◆ YOUR INSTRUCTIONS: Each line below that contains "Julia" should be counted; give the total alone.

==========

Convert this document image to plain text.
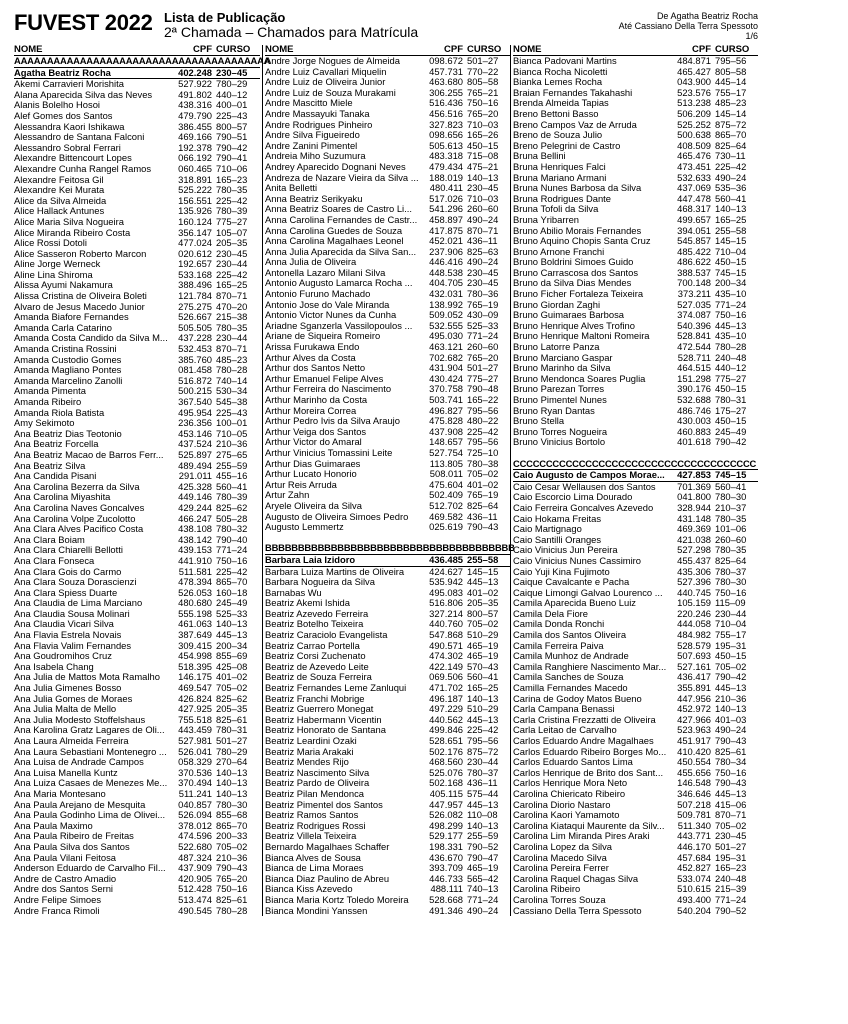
FUVEST 2022 Lista de Publicação
2ª Chamada – Chamados para Matrícula
De Agatha Beatriz Rocha
Até Cassiano Della Terra Spessoto
1/6
NOME	CPF CURSO
AAAAAAAAAAAAAAAAAAAAAAAAAAAAAAAAAAAAAAA
Agatha Beatriz Rocha	402.248 230–45
Akemi Carravieri Morishita	527.922 780–29
Alana Aparecida Silva das Neves	491.802 440–12
Alanis Bolelho Hosoi	438.316 400–01
Alef Gomes dos Santos	479.790 225–43
Alessandra Kaori Ishikawa	386.455 800–57
Alessandro de Santana Falconi	469.166 790–51
Alessandro Sobral Ferrari	192.378 790–42
Alexandre Bittencourt Lopes	066.192 790–41
Alexandre Cunha Rangel Ramos	060.465 710–06
Alexandre Feitosa Gil	318.891 165–23
Alexandre Kei Murata	525.222 780–35
Alice da Silva Almeida	156.551 225–42
Alice Hallack Antunes	135.926 780–39
Alice Maria Silva Nogueira	160.124 775–27
Alice Miranda Ribeiro Costa	356.147 105–07
Alice Rossi Dotoli	477.024 205–35
Alice Sasseron Roberto Marcon	020.612 230–45
Aline Jorge Werneck	192.657 230–44
Aline Lina Shiroma	533.168 225–42
Alissa Ayumi Nakamura	388.496 165–25
Alissa Cristina de Oliveira Boleti	121.784 870–71
Alvaro de Jesus Macedo Junior	275.275 470–20
Amanda Biafore Fernandes	526.667 215–38
Amanda Carla Catarino	505.505 780–35
Amanda Costa Candido da Silva M...	437.228 230–44
Amanda Cristina Rossini	532.453 870–71
Amanda Custodio Gomes	385.760 485–23
Amanda Magliano Pontes	081.458 780–28
Amanda Marcelino Zanolli	516.872 740–14
Amanda Pimenta	500.215 530–34
Amanda Ribeiro	367.540 545–38
Amanda Riola Batista	495.954 225–43
Amy Sekimoto	236.356 100–01
Ana Beatriz Dias Teotonio	453.146 710–05
Ana Beatriz Forcella	437.524 210–36
Ana Beatriz Macao de Barros Ferr...	525.897 275–65
Ana Beatriz Silva	489.494 255–59
Ana Candida Pisani	291.011 455–16
Ana Carolina Bezerra da Silva	425.328 560–41
Ana Carolina Miyashita	449.146 780–39
Ana Carolina Naves Goncalves	429.244 825–62
Ana Carolina Volpe Zucolotto	466.247 505–28
Ana Clara Alves Pacifico Costa	438.108 780–32
Ana Clara Boiam	438.142 790–40
Ana Clara Chiarelli Bellotti	439.153 771–24
Ana Clara Fonseca	441.910 750–16
Ana Clara Gois do Carmo	511.581 225–42
Ana Clara Souza Dorascienzi	478.394 865–70
Ana Clara Spiess Duarte	526.053 160–18
Ana Claudia de Lima Marciano	480.680 245–49
Ana Claudia Sousa Molinari	555.198 525–33
Ana Claudia Vicari Silva	461.063 140–13
Ana Flavia Estrela Novais	387.649 445–13
Ana Flavia Valim Fernandes	309.415 200–34
Ana Goudromihos Cruz	454.998 855–69
Ana Isabela Chang	518.395 425–08
Ana Julia de Mattos Mota Ramalho	146.175 401–02
Ana Julia Gimenes Bosso	469.547 705–02
Ana Julia Gomes de Moraes	426.824 825–62
Ana Julia Malta de Mello	427.925 205–35
Ana Julia Modesto Stoffelshaus	755.518 825–61
Ana Karolina Gratz Lagares de Oli...	443.459 780–31
Ana Laura Almeida Ferreira	527.981 501–27
Ana Laura Sebastiani Montenegro ...	526.041 780–29
Ana Luisa de Andrade Campos	058.329 270–64
Ana Luisa Manella Kuntz	370.536 140–13
Ana Luiza Casaes de Menezes Me...	370.494 140–13
Ana Maria Montesano	511.241 140–13
Ana Paula Arejano de Mesquita	040.857 780–30
Ana Paula Godinho Lima de Olivei...	526.094 855–68
Ana Paula Maximo	378.012 865–70
Ana Paula Ribeiro de Freitas	474.596 200–33
Ana Paula Silva dos Santos	522.680 705–02
Ana Paula Vilani Feitosa	487.324 210–36
Anderson Eduardo de Carvalho Fil...	437.909 790–43
Andre de Castro Amadio	420.905 765–20
Andre dos Santos Serni	512.428 750–16
Andre Felipe Simoes	513.474 825–61
Andre Franca Rimoli	490.545 780–28
NOME	CPF CURSO
Andre Jorge Nogues de Almeida	098.672 501–27
Andre Luiz Cavallari Miquelin	457.731 770–22
Andre Luiz de Oliveira Junior	463.680 805–58
Andre Luiz de Souza Murakami	306.255 765–21
Andre Mascitto Miele	516.436 750–16
Andre Massayuki Tanaka	456.516 765–20
Andre Rodrigues Pinheiro	327.823 710–03
Andre Silva Figueiredo	098.656 165–26
Andre Zanini Pimentel	505.613 450–15
Andreia Miho Suzumura	483.318 715–08
Andrey Aparecido Dognani Neves	479.434 475–21
Andreza de Nazare Vieira da Silva ...	188.019 140–13
Anita Belletti	480.411 230–45
Anna Beatriz Serikyaku	517.026 710–03
Anna Beatriz Soares de Castro Li...	541.296 260–60
Anna Carolina Fernandes de Castr...	458.897 490–24
Anna Carolina Guedes de Souza	417.875 870–71
Anna Carolina Magalhaes Leonel	452.021 436–11
Anna Julia Aparecida da Silva San...	237.906 825–63
Anna Julia de Oliveira	446.416 490–24
Antonella Lazaro Milani Silva	448.538 230–45
Antonio Augusto Lamarca Rocha ...	404.705 230–45
Antonio Furuno Machado	432.031 780–36
Antonio Jose do Vale Miranda	138.992 765–19
Antonio Victor Nunes da Cunha	509.052 430–09
Ariadne Sganzerla Vassilopoulos ...	532.555 525–33
Ariane de Siqueira Romeiro	495.030 771–24
Arissa Furukawa Endo	463.121 260–60
Arthur Alves da Costa	702.682 765–20
Arthur dos Santos Netto	431.904 501–27
Arthur Emanuel Felipe Alves	430.424 775–27
Arthur Ferreira do Nascimento	370.758 790–48
Arthur Marinho da Costa	503.741 165–22
Arthur Moreira Correa	496.827 795–56
Arthur Pedro Ivis da Silva Araujo	475.828 480–22
Arthur Veiga dos Santos	437.908 225–42
Arthur Victor do Amaral	148.657 795–56
Arthur Vinicius Tomassini Leite	527.754 725–10
Arthur Dias Guimaraes	113.805 780–38
Arthur Lucato Honorio	508.011 705–02
Artur Reis Arruda	475.604 401–02
Artur Zahn	502.409 765–19
Aryele Oliveira da Silva	512.702 825–64
Augusto de Oliveira Simoes Pedro	469.582 436–11
Augusto Lemmertz	025.619 790–43
BBBBBBBBBBBBBBBBBBBBBBBBBBBBBBBBBBBBBB
Barbara Laia Izidoro	436.485 255–58
Barbara Luiza Martins de Oliveira	424.627 145–15
Barbara Nogueira da Silva	535.942 445–13
Barnabas Wu	495.083 401–02
Beatriz Akemi Ishida	516.806 205–35
Beatriz Azevedo Ferreira	327.214 800–57
Beatriz Botelho Teixeira	440.760 705–02
Beatriz Caraciolo Evangelista	547.868 510–29
Beatriz Carrao Portella	490.571 465–19
Beatriz Corsi Zuchenato	474.302 465–19
Beatriz de Azevedo Leite	422.149 570–43
Beatriz de Souza Ferreira	069.506 560–41
Beatriz Fernandes Leme Zanluqui	471.702 165–25
Beatriz Franchi Mobrige	496.187 140–13
Beatriz Guerrero Monegat	497.229 510–29
Beatriz Habermann Vicentin	440.562 445–13
Beatriz Honorato de Santana	499.846 225–42
Beatriz Leardini Ozaki	528.651 795–56
Beatriz Maria Arakaki	502.176 875–72
Beatriz Mendes Rijo	468.560 230–44
Beatriz Nascimento Silva	525.076 780–37
Beatriz Pardo de Oliveira	502.168 436–11
Beatriz Pilan Mendonca	405.115 575–44
Beatriz Pimentel dos Santos	447.957 445–13
Beatriz Ramos Santos	526.082 110–08
Beatriz Rodrigues Rossi	498.299 140–13
Beatriz Villela Teixeira	529.177 255–59
Bernardo Magalhaes Schaffer	198.331 790–52
Bianca Alves de Sousa	436.670 790–47
Bianca de Lima Moraes	393.709 465–19
Bianca Diaz Paulino de Abreu	446.733 565–42
Bianca Kiss Azevedo	488.111 740–13
Bianca Maria Kortz Toledo Moreira	528.668 771–24
Bianca Mondini Yanssen	491.346 490–24
NOME	CPF CURSO
Bianca Padovani Martins	484.871 795–56
Bianca Rocha Nicoletti	465.427 805–58
Bianka Lemes Rocha	043.900 445–14
Braian Fernandes Takahashi	523.576 755–17
Brenda Almeida Tapias	513.238 485–23
Breno Bettoni Basso	506.209 145–14
Breno Campos Vaz de Arruda	525.252 875–72
Breno de Souza Julio	500.638 865–70
Breno Pelegrini de Castro	408.509 825–64
Bruna Bellini	465.476 730–11
Bruna Henriques Falci	473.451 225–42
Bruna Mariano Armani	532.633 490–24
Bruna Nunes Barbosa da Silva	437.069 535–36
Bruna Rodrigues Dante	447.478 560–41
Bruna Tofoli da Silva	468.317 140–13
Bruna Yribarren	499.657 165–25
Bruno Abilio Morais Fernandes	394.051 255–58
Bruno Aquino Chopis Santa Cruz	545.857 145–15
Bruno Arnone Franchi	485.422 710–04
Bruno Boldrini Simoes Guido	486.622 450–15
Bruno Carrascosa dos Santos	388.537 745–15
Bruno da Silva Dias Mendes	700.148 200–34
Bruno Ficher Fortaleza Teixeira	373.211 435–10
Bruno Giordan Zaghi	527.035 771–24
Bruno Guimaraes Barbosa	374.087 750–16
Bruno Henrique Alves Trofino	540.396 445–13
Bruno Henrique Maltoni Romeira	528.841 435–10
Bruno Latorre Panza	472.544 780–28
Bruno Marciano Gaspar	528.711 240–48
Bruno Marinho da Silva	464.515 440–12
Bruno Mendonca Soares Puglia	151.298 775–27
Bruno Parezan Torres	390.176 450–15
Bruno Pimentel Nunes	532.688 780–31
Bruno Ryan Dantas	486.746 175–27
Bruno Stella	430.003 450–15
Bruno Torres Nogueira	460.883 245–49
Bruno Vinicius Bortolo	401.618 790–42
CCCCCCCCCCCCCCCCCCCCCCCCCCCCCCCCCCCCC
Caio Augusto de Campos Morae...	427.853 745–15
Caio Cesar Wellausen dos Santos	701.369 560–41
Caio Escorcio Lima Dourado	041.800 780–30
Caio Ferreira Goncalves Azevedo	328.944 210–37
Caio Hokama Freitas	431.148 780–35
Caio Martignago	469.369 101–06
Caio Santilli Oranges	421.038 260–60
Caio Vinicius Jun Pereira	527.298 780–35
Caio Vinicius Nunes Cassimiro	455.437 825–64
Caio Yuji Kina Fujimoto	435.306 780–37
Caique Cavalcante e Pacha	527.396 780–30
Caique Limongi Galvao Lourenco ...	440.745 750–16
Camila Aparecida Bueno Luiz	105.159 115–09
Camila Dela Fiore	220.246 230–44
Camila Donda Ronchi	444.058 710–04
Camila dos Santos Oliveira	484.982 755–17
Camila Ferreira Paiva	528.579 195–31
Camila Munhoz de Andrade	507.693 450–15
Camila Ranghiere Nascimento Mar...	527.161 705–02
Camila Sanches de Souza	436.417 790–42
Camilla Fernandes Macedo	355.891 445–13
Carina de Godoy Matos Bueno	447.956 210–36
Carla Campana Benassi	452.972 140–13
Carla Cristina Frezzatti de Oliveira	427.966 401–03
Carla Leitao de Carvalho	523.963 490–24
Carlos Eduardo Andre Magalhaes	451.917 790–43
Carlos Eduardo Ribeiro Borges Mo...	410.420 825–61
Carlos Eduardo Santos Lima	450.554 780–34
Carlos Henrique de Brito dos Sant...	455.656 750–16
Carlos Henrique Mora Neto	146.548 790–43
Carolina Chiericato Ribeiro	346.646 445–13
Carolina Diorio Nastaro	507.218 415–06
Carolina Kaori Yamamoto	509.781 870–71
Carolina Kiataqui Maurente da Silv...	511.340 705–02
Carolina Lim Miranda Pires Araki	443.771 230–45
Carolina Lopez da Silva	446.170 501–27
Carolina Macedo Silva	457.684 195–31
Carolina Pereira Ferrer	452.827 165–23
Carolina Raquel Chagas Silva	533.074 240–48
Carolina Ribeiro	510.615 215–39
Carolina Torres Souza	493.400 771–24
Cassiano Della Terra Spessoto	540.204 790–52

==========

◆ TASK SOLUTION: 7